Work to do → Please pull out every line that includes the string "identity".

Given records →
##########
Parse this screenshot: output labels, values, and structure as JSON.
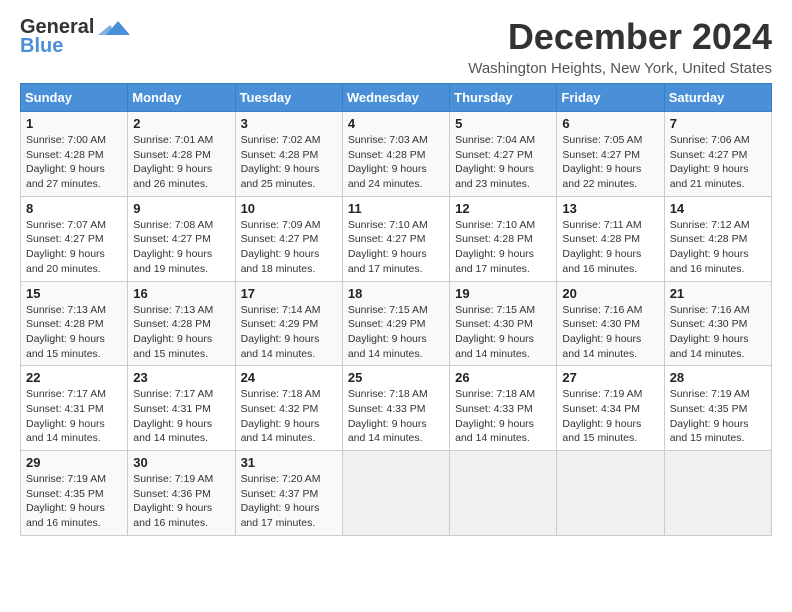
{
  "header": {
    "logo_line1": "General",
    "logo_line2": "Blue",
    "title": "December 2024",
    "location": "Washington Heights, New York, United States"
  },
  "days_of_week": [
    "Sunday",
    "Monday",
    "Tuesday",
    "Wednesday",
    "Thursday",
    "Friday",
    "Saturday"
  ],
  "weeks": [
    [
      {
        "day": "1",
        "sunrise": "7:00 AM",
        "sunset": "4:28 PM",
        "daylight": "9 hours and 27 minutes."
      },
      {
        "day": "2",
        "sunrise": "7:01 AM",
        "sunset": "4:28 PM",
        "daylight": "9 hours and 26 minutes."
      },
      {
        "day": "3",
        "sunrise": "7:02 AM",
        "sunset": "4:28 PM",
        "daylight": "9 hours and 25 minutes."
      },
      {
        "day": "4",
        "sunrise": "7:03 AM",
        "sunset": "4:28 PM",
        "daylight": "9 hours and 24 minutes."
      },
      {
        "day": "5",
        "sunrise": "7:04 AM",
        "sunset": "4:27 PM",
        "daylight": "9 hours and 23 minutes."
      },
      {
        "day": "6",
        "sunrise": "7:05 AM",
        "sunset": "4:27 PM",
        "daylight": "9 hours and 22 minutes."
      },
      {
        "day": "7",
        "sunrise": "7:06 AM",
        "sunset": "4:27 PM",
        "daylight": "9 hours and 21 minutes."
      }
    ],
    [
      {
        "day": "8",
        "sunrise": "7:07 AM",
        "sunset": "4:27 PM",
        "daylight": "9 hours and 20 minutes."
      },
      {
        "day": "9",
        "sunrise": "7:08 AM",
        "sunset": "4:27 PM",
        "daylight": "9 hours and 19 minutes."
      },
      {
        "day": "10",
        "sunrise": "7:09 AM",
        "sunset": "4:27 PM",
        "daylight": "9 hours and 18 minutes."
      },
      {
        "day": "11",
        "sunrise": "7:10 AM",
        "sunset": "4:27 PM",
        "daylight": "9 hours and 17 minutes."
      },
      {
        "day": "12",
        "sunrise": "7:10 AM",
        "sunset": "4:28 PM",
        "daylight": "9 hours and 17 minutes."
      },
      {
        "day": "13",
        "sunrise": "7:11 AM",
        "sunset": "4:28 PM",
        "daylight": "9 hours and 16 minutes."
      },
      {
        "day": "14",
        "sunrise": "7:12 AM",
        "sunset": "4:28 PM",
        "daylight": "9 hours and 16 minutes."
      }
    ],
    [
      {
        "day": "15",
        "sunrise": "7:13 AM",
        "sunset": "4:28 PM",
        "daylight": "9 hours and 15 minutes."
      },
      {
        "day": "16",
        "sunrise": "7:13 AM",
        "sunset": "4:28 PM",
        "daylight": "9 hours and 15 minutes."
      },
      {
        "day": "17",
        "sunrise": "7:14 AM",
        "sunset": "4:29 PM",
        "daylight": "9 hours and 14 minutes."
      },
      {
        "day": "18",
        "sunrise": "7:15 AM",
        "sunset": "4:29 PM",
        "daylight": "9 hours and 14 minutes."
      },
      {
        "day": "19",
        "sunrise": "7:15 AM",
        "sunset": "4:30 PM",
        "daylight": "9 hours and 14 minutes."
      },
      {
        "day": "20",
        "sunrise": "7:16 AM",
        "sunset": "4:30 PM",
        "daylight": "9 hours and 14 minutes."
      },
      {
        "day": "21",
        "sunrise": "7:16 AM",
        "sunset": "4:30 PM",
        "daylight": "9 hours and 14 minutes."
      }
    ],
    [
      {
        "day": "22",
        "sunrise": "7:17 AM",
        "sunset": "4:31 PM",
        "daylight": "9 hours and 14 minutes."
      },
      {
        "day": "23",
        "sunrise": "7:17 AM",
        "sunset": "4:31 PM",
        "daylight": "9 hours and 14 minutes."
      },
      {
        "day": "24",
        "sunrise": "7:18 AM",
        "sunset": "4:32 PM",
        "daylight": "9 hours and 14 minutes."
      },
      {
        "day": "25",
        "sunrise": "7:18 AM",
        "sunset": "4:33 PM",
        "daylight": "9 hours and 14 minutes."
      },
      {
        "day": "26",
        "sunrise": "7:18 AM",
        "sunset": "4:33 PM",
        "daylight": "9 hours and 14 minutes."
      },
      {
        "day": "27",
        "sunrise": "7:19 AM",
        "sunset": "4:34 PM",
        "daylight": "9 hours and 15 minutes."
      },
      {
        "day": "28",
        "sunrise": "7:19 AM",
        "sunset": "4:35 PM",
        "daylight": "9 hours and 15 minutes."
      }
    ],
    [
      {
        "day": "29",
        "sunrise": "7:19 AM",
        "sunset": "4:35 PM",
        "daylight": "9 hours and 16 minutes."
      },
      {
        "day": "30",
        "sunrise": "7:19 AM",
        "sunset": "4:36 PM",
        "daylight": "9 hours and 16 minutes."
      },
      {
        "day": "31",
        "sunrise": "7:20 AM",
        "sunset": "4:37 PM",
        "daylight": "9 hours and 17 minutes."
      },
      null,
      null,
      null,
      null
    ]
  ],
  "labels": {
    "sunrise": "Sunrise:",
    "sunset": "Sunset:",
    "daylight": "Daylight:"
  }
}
##########
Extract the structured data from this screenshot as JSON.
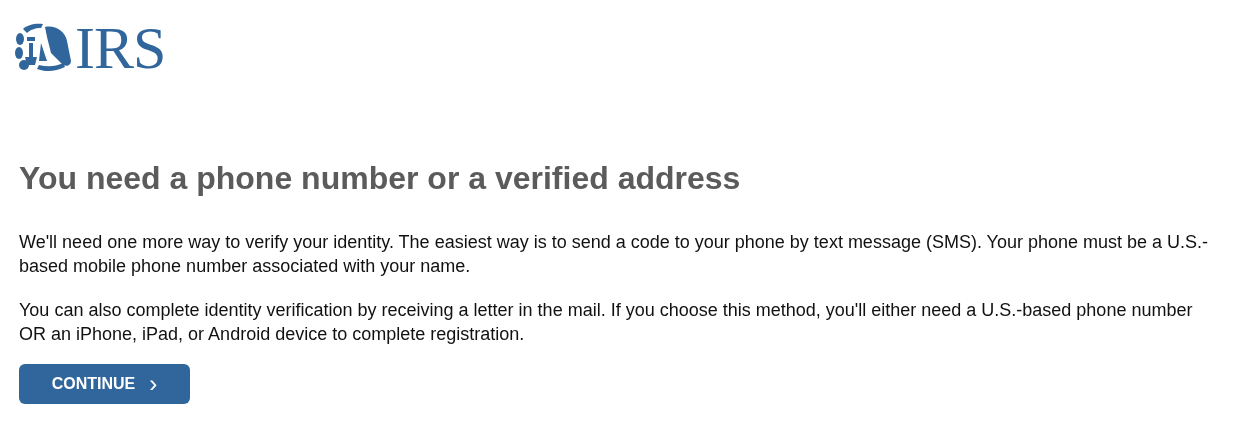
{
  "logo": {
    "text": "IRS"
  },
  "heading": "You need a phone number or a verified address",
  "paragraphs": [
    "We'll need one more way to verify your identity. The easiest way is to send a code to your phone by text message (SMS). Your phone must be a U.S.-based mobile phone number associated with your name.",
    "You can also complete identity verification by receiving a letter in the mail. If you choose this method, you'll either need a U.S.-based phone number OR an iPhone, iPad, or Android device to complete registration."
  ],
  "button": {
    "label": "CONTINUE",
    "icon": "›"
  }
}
##########
Solution to the problem →
    "We'll need one more way to verify your identity. The easiest way is to send a code to your phone by text message (SMS). Your phone must be a U.S.-based mobile phone number associated with your name.",
    "You can also complete identity verification by receiving a letter in the mail. If you choose this method, you'll either need a U.S.-based phone number OR an iPhone, iPad, or Android device to complete registration."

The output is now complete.